> **Exercise goal**:
Copy each line that contains the string "TradingView".

■ ■ ■ ■

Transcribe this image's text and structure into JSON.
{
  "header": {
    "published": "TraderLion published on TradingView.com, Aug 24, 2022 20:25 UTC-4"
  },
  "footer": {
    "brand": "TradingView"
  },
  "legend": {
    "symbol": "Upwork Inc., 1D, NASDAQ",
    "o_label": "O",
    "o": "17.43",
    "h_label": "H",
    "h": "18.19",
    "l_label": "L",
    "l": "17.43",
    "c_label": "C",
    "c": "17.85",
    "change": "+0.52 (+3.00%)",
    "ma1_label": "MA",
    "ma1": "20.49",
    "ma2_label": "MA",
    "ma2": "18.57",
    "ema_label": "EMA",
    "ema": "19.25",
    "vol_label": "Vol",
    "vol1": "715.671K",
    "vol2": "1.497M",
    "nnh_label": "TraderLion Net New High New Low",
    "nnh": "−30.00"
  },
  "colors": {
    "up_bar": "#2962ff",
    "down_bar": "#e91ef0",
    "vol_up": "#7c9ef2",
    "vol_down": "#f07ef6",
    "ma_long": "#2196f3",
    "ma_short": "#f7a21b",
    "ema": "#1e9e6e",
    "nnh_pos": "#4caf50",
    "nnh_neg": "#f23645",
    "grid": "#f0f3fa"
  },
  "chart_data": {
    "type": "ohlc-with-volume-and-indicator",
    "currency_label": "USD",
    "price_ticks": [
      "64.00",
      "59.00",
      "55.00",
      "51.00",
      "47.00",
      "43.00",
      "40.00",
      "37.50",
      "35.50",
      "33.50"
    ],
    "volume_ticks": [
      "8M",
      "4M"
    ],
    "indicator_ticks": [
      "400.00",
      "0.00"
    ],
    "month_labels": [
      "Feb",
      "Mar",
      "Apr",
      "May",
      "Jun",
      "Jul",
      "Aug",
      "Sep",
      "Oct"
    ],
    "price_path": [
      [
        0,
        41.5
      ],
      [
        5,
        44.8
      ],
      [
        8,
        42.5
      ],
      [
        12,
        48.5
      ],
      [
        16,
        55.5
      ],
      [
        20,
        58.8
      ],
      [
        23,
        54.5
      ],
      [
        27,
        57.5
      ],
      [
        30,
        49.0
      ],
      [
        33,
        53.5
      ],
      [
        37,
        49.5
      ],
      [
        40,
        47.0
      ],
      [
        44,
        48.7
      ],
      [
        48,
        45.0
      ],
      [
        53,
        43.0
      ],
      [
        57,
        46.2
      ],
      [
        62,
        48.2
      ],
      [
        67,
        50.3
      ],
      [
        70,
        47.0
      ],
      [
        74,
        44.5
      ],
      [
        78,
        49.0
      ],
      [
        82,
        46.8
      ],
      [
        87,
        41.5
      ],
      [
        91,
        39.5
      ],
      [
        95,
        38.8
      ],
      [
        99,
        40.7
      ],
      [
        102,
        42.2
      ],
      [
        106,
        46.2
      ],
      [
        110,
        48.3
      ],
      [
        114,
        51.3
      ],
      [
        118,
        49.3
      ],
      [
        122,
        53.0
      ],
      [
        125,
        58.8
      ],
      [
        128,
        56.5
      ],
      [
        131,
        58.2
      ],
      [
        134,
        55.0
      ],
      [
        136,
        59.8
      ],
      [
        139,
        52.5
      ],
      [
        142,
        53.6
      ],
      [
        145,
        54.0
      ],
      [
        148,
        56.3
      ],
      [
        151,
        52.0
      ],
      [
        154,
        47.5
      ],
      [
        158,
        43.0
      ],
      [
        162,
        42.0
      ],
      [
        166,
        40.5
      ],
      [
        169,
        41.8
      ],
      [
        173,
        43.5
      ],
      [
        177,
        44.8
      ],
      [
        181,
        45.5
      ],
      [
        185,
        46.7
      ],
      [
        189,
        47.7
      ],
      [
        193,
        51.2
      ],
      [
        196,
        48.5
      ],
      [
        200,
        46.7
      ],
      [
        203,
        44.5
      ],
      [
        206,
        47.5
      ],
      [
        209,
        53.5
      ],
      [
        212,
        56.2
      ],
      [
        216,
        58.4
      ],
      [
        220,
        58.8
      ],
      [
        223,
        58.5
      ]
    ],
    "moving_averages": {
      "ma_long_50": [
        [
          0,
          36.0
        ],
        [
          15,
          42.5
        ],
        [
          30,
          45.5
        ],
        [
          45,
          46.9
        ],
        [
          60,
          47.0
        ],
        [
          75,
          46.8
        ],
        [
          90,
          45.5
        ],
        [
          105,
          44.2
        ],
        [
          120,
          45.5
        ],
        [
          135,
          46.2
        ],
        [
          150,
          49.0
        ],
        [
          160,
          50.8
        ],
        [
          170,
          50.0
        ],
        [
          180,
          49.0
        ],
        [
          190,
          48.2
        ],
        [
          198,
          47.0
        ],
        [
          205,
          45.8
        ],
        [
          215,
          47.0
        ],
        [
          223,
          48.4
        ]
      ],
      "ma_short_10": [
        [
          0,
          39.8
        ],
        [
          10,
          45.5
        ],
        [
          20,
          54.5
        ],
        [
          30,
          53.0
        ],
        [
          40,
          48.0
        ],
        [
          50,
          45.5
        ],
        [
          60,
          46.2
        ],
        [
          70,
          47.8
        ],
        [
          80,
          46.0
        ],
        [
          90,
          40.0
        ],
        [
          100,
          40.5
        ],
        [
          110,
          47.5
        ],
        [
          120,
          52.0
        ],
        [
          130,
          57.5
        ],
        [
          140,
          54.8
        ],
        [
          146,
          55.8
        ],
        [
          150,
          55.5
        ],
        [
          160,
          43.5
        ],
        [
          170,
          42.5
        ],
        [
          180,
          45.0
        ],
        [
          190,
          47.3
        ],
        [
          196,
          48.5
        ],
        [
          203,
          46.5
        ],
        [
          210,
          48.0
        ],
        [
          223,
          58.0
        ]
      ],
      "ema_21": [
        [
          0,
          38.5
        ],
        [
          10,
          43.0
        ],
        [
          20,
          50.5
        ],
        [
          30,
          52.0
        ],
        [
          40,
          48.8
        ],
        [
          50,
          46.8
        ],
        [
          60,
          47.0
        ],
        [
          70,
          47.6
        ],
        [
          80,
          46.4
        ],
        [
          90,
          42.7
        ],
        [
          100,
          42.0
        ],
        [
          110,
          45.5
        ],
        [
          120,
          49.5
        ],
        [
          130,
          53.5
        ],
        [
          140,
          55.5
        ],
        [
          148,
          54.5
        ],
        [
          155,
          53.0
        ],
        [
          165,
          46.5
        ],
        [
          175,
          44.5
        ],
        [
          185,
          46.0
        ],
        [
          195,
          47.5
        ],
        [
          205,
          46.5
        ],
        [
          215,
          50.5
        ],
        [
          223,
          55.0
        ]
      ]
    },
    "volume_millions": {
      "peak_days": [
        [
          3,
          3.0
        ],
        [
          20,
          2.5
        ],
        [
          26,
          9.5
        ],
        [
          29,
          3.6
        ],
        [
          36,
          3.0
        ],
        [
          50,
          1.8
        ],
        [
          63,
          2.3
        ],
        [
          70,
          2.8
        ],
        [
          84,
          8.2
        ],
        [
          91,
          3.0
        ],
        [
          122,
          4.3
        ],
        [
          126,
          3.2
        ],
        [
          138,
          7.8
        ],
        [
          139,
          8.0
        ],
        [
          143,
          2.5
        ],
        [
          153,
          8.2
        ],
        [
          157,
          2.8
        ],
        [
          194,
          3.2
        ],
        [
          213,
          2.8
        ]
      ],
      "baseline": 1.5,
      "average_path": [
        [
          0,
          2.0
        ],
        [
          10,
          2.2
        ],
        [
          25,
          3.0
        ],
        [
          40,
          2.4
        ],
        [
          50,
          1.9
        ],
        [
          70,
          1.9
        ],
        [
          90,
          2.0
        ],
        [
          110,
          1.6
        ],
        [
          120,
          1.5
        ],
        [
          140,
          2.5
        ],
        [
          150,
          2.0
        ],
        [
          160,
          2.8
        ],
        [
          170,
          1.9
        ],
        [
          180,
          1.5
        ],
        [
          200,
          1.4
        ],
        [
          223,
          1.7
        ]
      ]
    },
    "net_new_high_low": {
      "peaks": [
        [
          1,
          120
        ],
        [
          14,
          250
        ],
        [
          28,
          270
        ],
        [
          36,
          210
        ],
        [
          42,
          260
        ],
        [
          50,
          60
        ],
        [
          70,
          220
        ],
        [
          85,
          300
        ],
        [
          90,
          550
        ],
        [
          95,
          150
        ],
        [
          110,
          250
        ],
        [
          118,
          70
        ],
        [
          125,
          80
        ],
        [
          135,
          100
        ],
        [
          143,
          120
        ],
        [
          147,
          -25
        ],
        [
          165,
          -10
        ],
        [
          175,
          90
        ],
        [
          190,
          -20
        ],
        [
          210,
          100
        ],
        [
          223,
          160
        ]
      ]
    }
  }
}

■ ■ ■ ■

> **Exercise answer**:
    "published": "TraderLion published on TradingView.com, Aug 24, 2022 20:25 UTC-4"
    "brand": "TradingView"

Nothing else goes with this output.